### Provided data
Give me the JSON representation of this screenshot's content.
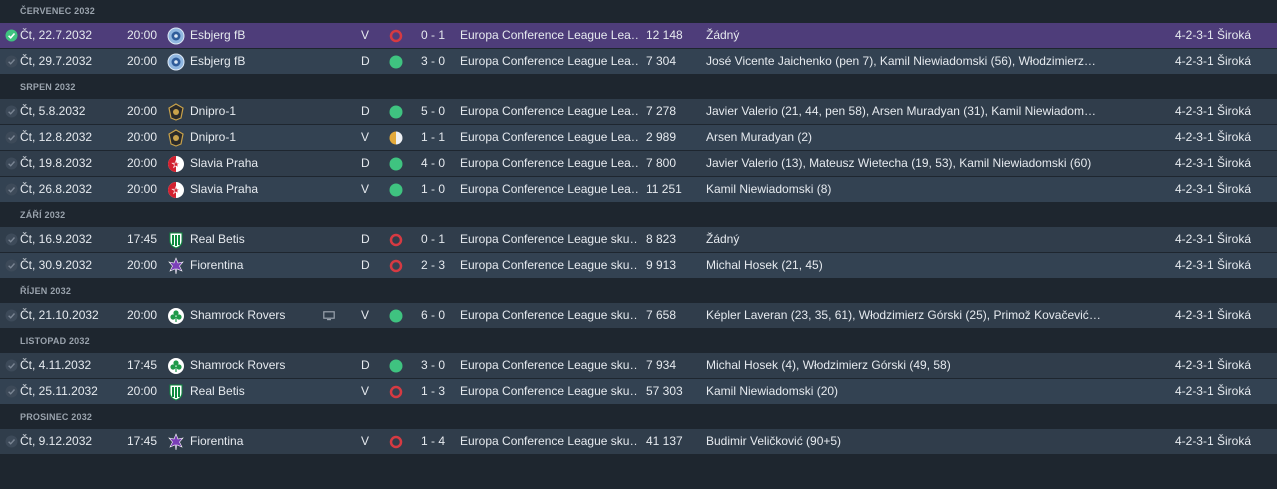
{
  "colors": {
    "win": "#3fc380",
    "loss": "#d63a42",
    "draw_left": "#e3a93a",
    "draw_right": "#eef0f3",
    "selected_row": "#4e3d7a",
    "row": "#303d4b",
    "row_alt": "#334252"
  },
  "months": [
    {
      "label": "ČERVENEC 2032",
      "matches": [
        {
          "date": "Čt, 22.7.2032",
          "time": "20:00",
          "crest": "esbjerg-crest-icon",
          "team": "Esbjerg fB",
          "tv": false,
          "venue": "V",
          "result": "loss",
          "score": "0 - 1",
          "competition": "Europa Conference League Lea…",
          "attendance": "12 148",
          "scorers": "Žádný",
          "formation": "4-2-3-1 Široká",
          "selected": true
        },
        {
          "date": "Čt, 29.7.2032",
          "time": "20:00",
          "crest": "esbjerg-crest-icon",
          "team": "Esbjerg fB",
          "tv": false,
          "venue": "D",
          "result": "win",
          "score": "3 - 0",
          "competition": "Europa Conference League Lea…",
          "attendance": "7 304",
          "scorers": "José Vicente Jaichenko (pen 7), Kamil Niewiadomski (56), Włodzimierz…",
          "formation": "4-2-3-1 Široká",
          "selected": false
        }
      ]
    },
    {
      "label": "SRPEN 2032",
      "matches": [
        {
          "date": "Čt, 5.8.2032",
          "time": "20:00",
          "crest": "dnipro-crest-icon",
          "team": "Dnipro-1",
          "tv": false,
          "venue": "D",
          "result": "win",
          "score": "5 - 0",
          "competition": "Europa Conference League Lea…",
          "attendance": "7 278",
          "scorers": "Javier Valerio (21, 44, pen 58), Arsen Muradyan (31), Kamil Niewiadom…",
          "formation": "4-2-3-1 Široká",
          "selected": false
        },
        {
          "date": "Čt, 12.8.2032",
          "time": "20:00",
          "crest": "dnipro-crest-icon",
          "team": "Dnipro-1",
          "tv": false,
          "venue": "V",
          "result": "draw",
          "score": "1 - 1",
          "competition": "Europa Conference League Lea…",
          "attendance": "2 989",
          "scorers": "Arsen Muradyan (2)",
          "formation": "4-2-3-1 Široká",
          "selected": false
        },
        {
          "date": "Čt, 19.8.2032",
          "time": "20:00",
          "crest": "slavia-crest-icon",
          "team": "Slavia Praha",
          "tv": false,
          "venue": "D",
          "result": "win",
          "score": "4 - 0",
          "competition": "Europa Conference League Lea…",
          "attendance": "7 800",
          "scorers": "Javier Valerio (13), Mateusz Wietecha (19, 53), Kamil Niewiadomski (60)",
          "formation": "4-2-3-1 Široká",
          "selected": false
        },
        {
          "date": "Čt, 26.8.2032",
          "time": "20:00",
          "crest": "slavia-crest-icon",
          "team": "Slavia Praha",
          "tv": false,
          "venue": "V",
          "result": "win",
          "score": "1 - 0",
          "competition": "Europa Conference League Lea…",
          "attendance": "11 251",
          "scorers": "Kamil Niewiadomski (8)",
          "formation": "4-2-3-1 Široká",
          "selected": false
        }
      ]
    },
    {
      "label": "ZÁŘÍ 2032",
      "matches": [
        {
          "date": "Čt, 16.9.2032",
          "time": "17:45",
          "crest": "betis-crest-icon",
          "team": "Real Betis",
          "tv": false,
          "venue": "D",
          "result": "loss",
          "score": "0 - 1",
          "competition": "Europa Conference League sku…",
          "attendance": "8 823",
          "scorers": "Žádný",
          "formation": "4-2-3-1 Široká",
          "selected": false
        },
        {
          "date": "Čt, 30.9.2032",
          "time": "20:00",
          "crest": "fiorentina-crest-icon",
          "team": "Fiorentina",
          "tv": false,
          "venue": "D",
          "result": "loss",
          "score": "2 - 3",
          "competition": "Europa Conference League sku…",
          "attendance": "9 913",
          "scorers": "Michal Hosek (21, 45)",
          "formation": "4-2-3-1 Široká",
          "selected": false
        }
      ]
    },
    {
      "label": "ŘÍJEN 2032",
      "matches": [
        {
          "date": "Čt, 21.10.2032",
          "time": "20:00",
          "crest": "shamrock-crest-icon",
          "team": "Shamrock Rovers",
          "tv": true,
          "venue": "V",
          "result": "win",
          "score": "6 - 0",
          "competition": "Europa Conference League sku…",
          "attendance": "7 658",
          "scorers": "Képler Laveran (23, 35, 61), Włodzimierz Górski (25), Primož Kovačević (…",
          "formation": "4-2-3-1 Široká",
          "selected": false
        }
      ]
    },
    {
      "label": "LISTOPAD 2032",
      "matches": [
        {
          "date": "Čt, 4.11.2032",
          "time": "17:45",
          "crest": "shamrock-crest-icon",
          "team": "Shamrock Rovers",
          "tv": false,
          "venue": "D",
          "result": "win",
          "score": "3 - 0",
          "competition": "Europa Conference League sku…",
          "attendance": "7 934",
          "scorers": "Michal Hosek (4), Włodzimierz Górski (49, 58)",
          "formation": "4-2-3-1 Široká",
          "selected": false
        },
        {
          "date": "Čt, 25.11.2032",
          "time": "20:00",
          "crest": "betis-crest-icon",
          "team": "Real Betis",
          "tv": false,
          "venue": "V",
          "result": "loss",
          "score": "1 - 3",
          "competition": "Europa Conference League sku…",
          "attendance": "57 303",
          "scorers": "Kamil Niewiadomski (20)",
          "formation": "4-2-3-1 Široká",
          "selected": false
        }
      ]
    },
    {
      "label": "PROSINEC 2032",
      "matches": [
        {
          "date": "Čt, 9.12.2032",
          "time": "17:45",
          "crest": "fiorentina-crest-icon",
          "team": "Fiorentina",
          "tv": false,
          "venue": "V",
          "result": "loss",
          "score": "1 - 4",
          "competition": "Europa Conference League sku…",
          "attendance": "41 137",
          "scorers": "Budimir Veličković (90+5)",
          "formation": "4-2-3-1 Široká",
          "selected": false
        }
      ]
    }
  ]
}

...

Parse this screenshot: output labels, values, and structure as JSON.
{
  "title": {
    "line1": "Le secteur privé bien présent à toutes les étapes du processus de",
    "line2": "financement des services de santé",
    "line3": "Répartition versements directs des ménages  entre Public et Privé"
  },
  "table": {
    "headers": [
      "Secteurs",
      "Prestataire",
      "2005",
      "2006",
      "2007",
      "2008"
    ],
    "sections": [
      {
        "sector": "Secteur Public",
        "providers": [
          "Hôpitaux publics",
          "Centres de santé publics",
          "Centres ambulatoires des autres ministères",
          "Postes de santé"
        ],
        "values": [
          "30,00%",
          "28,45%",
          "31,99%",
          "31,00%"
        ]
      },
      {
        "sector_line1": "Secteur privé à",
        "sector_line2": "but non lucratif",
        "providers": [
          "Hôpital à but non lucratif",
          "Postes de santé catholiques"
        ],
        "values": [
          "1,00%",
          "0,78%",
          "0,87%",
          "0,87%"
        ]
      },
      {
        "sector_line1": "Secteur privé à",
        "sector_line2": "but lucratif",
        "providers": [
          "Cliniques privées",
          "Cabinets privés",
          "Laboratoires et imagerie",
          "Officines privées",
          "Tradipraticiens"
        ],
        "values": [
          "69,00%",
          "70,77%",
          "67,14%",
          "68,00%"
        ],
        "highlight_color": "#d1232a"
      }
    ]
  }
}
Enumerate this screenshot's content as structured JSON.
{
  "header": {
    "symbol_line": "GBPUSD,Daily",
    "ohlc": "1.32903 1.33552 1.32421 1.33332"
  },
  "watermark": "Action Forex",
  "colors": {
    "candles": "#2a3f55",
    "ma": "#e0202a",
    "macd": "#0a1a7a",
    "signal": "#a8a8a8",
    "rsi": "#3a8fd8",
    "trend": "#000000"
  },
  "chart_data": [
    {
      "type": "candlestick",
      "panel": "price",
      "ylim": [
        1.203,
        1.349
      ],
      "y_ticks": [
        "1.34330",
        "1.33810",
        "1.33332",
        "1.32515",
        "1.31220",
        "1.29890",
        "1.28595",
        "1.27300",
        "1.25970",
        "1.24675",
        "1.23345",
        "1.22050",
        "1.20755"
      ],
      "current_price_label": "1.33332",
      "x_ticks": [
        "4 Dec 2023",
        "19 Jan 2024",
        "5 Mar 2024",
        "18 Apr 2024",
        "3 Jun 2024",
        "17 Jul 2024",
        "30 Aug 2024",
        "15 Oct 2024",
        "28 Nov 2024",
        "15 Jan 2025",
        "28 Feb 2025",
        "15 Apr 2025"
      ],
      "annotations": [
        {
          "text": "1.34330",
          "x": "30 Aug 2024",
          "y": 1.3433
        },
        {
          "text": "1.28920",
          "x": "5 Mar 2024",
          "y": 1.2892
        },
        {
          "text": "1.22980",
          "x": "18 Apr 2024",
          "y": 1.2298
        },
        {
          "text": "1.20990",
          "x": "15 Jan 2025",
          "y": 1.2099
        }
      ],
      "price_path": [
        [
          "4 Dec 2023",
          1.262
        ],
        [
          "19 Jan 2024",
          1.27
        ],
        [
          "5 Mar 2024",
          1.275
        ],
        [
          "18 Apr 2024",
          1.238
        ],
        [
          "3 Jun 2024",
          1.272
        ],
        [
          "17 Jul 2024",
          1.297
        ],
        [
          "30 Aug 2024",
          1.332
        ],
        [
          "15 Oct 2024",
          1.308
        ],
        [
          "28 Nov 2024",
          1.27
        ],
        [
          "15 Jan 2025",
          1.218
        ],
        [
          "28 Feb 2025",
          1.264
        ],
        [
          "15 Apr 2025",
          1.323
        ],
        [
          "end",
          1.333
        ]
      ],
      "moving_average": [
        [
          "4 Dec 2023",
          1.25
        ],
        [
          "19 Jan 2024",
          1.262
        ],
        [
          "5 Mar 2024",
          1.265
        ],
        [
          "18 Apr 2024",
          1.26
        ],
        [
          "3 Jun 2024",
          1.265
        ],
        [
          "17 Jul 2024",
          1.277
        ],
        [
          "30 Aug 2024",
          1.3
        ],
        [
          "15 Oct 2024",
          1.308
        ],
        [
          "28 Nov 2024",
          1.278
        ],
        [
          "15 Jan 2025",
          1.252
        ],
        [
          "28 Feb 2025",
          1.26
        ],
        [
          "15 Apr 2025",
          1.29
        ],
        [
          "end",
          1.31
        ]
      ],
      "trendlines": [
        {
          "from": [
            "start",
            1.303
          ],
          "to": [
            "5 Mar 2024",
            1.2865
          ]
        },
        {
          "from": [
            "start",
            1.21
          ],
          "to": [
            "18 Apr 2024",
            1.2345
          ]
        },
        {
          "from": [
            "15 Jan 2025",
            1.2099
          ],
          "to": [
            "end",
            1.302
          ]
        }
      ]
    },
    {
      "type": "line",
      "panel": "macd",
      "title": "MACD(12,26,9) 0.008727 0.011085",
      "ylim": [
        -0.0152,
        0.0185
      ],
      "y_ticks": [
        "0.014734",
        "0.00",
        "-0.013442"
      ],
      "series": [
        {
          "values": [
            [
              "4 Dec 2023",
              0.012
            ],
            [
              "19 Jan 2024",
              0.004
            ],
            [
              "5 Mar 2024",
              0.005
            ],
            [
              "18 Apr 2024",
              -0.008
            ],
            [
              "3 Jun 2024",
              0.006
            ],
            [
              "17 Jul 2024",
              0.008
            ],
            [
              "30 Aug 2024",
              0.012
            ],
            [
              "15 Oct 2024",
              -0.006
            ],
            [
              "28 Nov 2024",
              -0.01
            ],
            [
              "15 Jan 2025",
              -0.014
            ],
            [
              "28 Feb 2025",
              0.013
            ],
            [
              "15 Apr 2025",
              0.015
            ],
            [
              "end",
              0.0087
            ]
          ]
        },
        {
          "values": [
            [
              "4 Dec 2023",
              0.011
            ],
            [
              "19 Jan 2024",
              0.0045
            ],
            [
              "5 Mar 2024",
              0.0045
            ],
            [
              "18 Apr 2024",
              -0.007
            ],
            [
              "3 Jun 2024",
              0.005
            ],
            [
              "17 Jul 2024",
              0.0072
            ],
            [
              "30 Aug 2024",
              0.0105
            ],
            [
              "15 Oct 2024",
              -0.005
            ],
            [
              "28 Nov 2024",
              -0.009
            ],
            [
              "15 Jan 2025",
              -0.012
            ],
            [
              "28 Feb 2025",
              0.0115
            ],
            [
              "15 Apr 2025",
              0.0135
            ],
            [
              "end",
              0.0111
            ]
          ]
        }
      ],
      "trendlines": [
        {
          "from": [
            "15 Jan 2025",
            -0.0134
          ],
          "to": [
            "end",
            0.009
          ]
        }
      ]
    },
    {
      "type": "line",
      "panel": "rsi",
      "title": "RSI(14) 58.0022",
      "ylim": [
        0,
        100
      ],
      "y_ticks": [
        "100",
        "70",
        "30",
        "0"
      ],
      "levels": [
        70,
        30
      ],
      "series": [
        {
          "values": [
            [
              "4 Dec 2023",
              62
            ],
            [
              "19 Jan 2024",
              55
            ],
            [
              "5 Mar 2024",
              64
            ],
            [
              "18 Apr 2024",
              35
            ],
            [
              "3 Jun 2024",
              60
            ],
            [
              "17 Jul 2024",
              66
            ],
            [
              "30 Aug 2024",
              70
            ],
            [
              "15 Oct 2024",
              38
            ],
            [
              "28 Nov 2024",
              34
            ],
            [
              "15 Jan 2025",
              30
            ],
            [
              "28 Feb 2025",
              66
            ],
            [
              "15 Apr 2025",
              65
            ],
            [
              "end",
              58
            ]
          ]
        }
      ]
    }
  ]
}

### Stated problem
Your task is to pick out every line with the string "attendance" and copy it.

### Solution to this problem
          "attendance": "12 148",
          "attendance": "7 304",
          "attendance": "7 278",
          "attendance": "2 989",
          "attendance": "7 800",
          "attendance": "11 251",
          "attendance": "8 823",
          "attendance": "9 913",
          "attendance": "7 658",
          "attendance": "7 934",
          "attendance": "57 303",
          "attendance": "41 137",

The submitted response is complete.